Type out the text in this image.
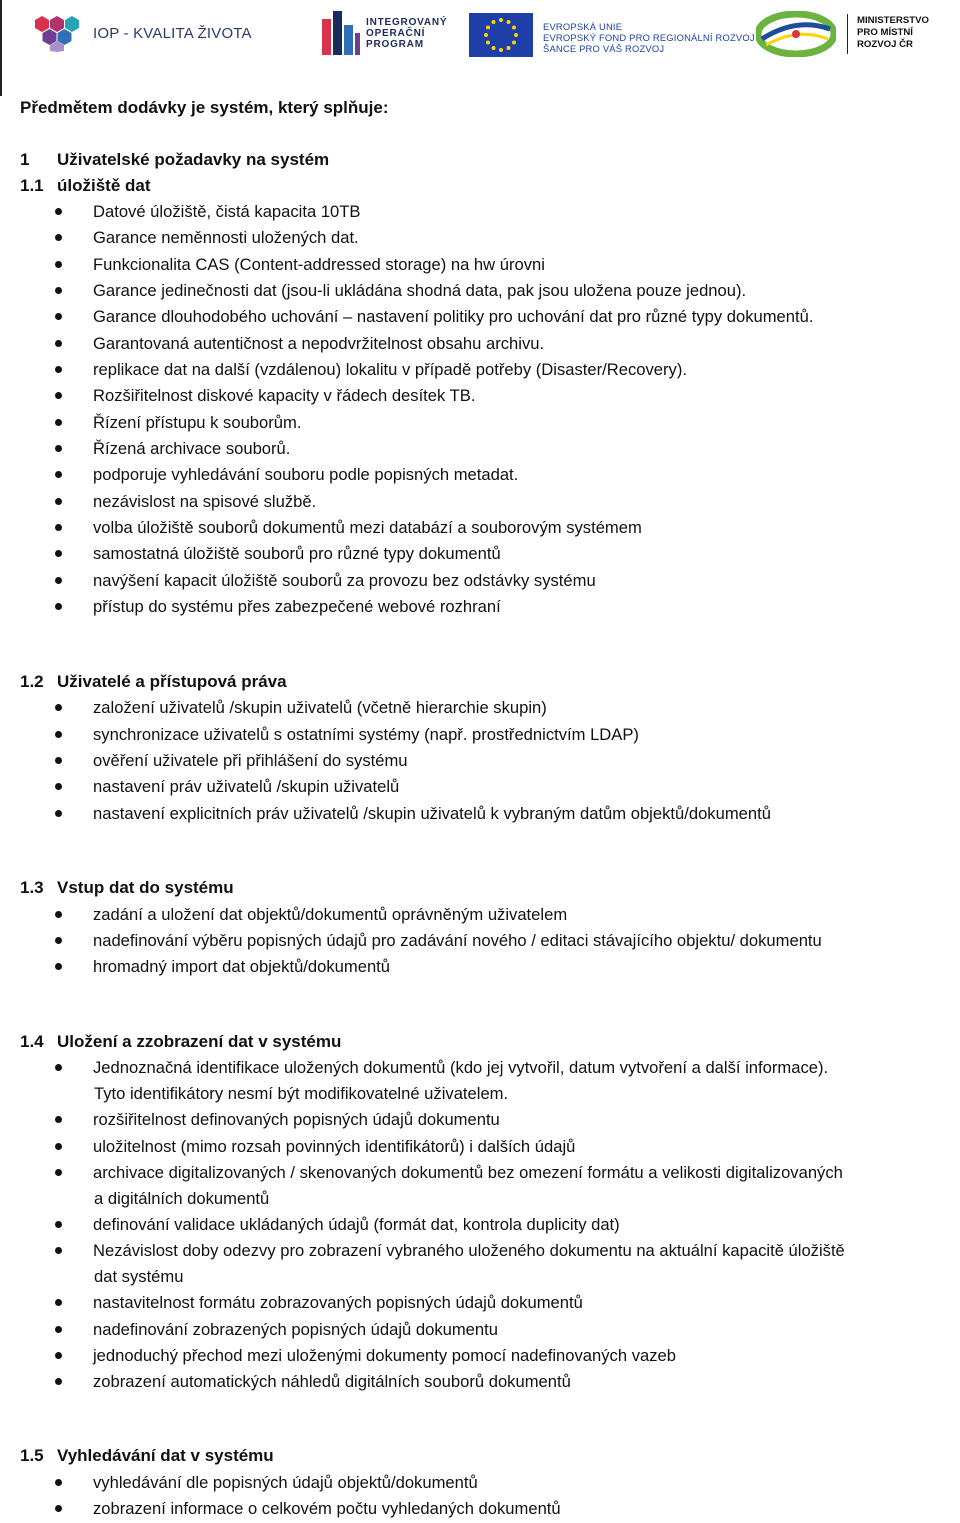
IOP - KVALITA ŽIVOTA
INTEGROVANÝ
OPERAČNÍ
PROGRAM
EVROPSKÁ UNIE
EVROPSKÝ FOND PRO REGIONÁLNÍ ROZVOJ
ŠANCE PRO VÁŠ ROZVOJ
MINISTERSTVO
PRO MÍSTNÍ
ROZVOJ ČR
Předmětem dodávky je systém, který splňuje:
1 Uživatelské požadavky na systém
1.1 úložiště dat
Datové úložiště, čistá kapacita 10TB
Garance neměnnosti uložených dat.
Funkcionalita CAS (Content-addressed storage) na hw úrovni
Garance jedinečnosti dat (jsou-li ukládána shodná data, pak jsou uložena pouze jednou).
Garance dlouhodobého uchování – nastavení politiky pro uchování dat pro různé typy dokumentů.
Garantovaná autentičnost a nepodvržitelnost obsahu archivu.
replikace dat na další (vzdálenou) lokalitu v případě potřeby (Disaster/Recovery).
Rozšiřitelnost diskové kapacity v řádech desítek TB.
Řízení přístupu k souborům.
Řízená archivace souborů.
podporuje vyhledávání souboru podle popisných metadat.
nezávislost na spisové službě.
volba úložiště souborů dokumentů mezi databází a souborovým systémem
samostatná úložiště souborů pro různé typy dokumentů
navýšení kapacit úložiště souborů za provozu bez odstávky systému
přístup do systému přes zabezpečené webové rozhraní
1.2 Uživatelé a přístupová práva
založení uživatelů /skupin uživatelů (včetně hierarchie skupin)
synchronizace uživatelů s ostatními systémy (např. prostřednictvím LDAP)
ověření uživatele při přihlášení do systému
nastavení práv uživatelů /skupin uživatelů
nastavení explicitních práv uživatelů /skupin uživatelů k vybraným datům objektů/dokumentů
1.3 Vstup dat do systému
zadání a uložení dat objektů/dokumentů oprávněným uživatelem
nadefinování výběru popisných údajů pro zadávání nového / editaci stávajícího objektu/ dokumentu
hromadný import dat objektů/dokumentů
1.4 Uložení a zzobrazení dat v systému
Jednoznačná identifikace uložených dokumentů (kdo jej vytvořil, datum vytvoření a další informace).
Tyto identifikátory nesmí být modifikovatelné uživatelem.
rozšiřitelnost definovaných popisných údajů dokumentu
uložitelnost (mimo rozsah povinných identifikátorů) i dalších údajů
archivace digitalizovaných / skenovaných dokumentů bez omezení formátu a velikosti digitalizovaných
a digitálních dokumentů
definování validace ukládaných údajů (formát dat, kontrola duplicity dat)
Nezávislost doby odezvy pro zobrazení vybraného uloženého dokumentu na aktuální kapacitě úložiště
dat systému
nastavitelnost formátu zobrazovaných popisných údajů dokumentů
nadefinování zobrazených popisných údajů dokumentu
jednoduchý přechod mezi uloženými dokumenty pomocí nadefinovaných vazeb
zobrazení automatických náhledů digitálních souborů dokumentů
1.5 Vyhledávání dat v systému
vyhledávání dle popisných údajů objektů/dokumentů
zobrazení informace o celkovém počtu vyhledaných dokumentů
++++++
What you are asked to do
Copy the listing word for word, excluding its pictures.

The response
Type out the text in this image.
IOP - KVALITA ŽIVOTA
INTEGROVANÝ
OPERAČNÍ
PROGRAM
EVROPSKÁ UNIE
EVROPSKÝ FOND PRO REGIONÁLNÍ ROZVOJ
ŠANCE PRO VÁŠ ROZVOJ
MINISTERSTVO
PRO MÍSTNÍ
ROZVOJ ČR
Předmětem dodávky je systém, který splňuje:
1 Uživatelské požadavky na systém
1.1 úložiště dat
Datové úložiště, čistá kapacita 10TB
Garance neměnnosti uložených dat.
Funkcionalita CAS (Content-addressed storage) na hw úrovni
Garance jedinečnosti dat (jsou-li ukládána shodná data, pak jsou uložena pouze jednou).
Garance dlouhodobého uchování – nastavení politiky pro uchování dat pro různé typy dokumentů.
Garantovaná autentičnost a nepodvržitelnost obsahu archivu.
replikace dat na další (vzdálenou) lokalitu v případě potřeby (Disaster/Recovery).
Rozšiřitelnost diskové kapacity v řádech desítek TB.
Řízení přístupu k souborům.
Řízená archivace souborů.
podporuje vyhledávání souboru podle popisných metadat.
nezávislost na spisové službě.
volba úložiště souborů dokumentů mezi databází a souborovým systémem
samostatná úložiště souborů pro různé typy dokumentů
navýšení kapacit úložiště souborů za provozu bez odstávky systému
přístup do systému přes zabezpečené webové rozhraní
1.2 Uživatelé a přístupová práva
založení uživatelů /skupin uživatelů (včetně hierarchie skupin)
synchronizace uživatelů s ostatními systémy (např. prostřednictvím LDAP)
ověření uživatele při přihlášení do systému
nastavení práv uživatelů /skupin uživatelů
nastavení explicitních práv uživatelů /skupin uživatelů k vybraným datům objektů/dokumentů
1.3 Vstup dat do systému
zadání a uložení dat objektů/dokumentů oprávněným uživatelem
nadefinování výběru popisných údajů pro zadávání nového / editaci stávajícího objektu/ dokumentu
hromadný import dat objektů/dokumentů
1.4 Uložení a zzobrazení dat v systému
Jednoznačná identifikace uložených dokumentů (kdo jej vytvořil, datum vytvoření a další informace).
Tyto identifikátory nesmí být modifikovatelné uživatelem.
rozšiřitelnost definovaných popisných údajů dokumentu
uložitelnost (mimo rozsah povinných identifikátorů) i dalších údajů
archivace digitalizovaných / skenovaných dokumentů bez omezení formátu a velikosti digitalizovaných
a digitálních dokumentů
definování validace ukládaných údajů (formát dat, kontrola duplicity dat)
Nezávislost doby odezvy pro zobrazení vybraného uloženého dokumentu na aktuální kapacitě úložiště
dat systému
nastavitelnost formátu zobrazovaných popisných údajů dokumentů
nadefinování zobrazených popisných údajů dokumentu
jednoduchý přechod mezi uloženými dokumenty pomocí nadefinovaných vazeb
zobrazení automatických náhledů digitálních souborů dokumentů
1.5 Vyhledávání dat v systému
vyhledávání dle popisných údajů objektů/dokumentů
zobrazení informace o celkovém počtu vyhledaných dokumentů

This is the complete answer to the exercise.